• **Data provided**
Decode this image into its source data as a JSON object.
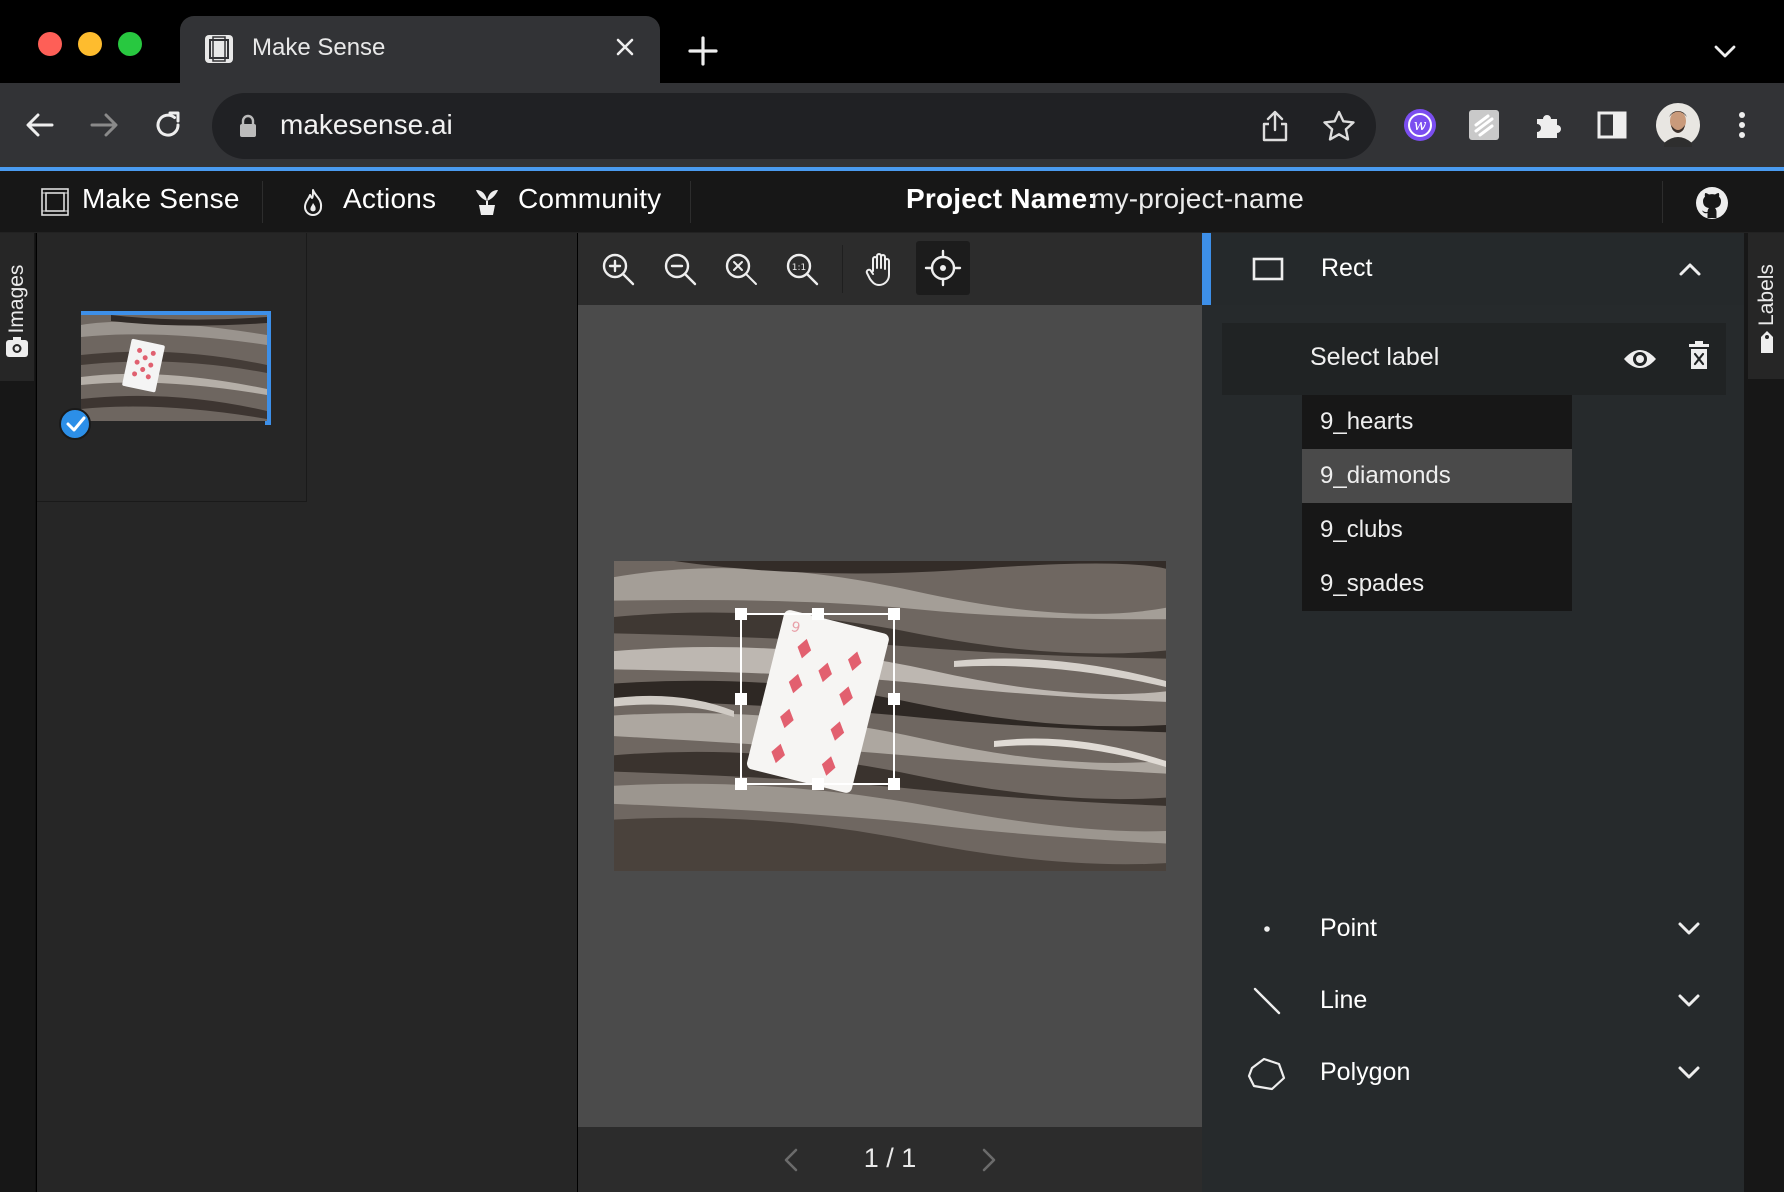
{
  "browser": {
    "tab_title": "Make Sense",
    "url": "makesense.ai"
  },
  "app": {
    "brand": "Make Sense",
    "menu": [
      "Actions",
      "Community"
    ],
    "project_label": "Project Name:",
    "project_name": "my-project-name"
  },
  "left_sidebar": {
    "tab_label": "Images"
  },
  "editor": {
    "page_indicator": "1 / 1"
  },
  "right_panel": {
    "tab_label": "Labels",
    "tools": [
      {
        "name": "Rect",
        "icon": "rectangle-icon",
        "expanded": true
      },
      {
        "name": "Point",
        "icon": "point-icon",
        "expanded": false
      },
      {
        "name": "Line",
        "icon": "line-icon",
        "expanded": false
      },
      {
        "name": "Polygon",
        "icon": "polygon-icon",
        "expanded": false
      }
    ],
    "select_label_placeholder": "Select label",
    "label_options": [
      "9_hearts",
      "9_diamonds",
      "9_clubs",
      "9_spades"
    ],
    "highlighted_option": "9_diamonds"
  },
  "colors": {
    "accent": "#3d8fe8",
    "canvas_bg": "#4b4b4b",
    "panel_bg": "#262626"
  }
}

• **What needs to be done**
In the data above, count the lines where the word "icon" appears; reply with the number only.

• **Response to the task**
4